** Task brief **
Look for the word "directly" in each line and report the count of matching lines, with nothing added.

** Material shown **
____
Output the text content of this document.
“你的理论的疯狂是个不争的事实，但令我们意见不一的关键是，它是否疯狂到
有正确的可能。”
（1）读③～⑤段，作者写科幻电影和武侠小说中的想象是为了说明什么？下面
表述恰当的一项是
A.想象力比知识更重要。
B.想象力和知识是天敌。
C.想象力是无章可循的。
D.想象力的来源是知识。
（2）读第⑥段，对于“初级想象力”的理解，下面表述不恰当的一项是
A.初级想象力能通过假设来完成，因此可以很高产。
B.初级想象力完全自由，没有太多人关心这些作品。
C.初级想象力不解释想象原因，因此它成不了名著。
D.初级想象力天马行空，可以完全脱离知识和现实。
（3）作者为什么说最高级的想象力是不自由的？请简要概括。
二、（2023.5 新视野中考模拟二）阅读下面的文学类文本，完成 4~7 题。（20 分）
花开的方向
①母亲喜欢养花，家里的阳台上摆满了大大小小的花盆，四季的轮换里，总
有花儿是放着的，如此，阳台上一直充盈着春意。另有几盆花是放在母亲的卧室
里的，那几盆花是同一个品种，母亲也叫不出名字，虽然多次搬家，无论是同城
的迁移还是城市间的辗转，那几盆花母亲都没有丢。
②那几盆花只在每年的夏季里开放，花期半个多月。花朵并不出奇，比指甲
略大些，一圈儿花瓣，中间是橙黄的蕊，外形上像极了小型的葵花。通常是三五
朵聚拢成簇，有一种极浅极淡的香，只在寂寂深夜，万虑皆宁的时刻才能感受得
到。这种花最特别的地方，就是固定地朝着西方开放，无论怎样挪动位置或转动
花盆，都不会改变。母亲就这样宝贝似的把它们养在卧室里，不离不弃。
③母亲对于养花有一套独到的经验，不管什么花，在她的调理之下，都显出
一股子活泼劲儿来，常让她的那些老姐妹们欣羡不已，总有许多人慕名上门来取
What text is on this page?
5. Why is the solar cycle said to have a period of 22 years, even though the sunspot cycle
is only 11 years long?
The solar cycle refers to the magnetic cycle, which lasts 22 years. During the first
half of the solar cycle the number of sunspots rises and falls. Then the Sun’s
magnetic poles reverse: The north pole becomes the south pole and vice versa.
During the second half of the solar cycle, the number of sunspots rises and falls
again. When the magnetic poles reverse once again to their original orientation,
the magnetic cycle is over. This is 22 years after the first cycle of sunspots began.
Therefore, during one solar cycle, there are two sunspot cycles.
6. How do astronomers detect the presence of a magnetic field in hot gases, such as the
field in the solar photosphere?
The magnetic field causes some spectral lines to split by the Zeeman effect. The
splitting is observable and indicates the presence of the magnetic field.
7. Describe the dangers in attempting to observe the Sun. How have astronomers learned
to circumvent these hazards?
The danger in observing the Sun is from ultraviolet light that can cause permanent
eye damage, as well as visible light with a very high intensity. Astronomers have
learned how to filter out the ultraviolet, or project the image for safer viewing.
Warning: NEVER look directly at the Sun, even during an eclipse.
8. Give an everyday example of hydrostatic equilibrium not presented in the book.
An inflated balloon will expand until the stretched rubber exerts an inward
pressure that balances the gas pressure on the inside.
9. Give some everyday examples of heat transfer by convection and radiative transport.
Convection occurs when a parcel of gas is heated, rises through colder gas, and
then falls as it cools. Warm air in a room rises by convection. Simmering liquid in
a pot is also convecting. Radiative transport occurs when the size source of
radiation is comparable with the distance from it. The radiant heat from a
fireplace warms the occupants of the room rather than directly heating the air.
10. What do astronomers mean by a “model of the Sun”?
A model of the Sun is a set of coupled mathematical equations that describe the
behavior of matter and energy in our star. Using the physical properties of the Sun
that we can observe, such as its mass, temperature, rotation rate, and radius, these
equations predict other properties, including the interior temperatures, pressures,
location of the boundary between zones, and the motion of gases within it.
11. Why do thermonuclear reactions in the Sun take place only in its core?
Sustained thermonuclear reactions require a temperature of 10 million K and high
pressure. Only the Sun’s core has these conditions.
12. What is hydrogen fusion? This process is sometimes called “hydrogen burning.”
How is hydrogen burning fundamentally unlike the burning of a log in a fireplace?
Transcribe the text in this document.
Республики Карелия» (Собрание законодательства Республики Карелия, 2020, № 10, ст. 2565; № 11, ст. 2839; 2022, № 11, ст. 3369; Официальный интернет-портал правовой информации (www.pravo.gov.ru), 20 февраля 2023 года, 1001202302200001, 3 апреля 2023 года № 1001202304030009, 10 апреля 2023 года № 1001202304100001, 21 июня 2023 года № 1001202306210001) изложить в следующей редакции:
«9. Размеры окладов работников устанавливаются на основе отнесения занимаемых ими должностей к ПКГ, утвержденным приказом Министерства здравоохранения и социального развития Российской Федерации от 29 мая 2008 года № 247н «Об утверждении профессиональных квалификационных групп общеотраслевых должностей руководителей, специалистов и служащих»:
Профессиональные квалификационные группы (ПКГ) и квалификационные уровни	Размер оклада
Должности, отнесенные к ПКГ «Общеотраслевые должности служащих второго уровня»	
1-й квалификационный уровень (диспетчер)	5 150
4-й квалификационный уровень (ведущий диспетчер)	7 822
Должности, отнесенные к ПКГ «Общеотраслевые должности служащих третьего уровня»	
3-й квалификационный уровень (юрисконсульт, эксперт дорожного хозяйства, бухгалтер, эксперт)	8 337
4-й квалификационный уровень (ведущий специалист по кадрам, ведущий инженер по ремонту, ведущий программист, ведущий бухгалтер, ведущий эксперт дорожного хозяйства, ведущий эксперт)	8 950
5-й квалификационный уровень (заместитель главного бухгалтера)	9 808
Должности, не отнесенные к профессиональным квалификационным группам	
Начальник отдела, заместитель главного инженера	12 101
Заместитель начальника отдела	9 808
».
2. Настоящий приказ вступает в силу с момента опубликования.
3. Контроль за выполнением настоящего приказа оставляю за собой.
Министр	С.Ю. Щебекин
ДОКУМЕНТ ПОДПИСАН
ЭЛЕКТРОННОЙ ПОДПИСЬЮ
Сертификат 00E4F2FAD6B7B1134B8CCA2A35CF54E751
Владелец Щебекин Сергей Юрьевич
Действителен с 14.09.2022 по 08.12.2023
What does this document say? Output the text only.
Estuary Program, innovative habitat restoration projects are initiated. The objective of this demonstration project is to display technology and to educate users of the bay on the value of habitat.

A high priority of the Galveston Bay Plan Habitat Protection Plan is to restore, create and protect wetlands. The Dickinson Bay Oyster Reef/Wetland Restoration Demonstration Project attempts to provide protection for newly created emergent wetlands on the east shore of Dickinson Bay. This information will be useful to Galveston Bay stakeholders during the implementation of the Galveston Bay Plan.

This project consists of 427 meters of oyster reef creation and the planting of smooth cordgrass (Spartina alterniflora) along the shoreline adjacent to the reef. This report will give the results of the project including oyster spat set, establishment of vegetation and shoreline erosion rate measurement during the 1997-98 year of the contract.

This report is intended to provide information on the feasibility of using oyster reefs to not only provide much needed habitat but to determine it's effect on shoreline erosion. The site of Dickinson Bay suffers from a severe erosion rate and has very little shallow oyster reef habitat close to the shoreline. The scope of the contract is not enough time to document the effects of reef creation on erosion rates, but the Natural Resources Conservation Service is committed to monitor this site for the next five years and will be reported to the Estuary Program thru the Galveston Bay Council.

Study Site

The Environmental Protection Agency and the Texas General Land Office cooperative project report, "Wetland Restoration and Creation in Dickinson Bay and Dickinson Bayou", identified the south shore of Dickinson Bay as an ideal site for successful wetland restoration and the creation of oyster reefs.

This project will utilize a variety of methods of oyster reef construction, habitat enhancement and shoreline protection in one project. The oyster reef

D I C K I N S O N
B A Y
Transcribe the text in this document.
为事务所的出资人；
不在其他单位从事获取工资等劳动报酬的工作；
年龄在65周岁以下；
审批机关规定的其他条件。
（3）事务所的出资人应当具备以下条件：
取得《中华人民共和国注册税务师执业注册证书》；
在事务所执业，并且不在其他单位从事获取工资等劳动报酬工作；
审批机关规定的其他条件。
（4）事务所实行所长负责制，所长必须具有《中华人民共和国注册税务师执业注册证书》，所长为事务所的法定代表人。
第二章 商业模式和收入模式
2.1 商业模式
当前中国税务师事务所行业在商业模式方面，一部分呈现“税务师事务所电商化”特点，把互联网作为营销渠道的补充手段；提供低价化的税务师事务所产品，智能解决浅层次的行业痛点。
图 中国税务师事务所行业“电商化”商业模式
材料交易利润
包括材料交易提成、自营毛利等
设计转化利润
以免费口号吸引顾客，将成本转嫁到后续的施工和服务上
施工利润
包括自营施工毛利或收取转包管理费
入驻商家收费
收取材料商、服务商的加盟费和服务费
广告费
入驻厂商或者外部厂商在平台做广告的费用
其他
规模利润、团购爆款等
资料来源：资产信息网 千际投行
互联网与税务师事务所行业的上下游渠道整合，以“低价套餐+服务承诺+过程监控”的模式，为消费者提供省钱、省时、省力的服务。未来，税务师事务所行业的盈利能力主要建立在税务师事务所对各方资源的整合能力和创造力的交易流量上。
____
** Expected answer **
2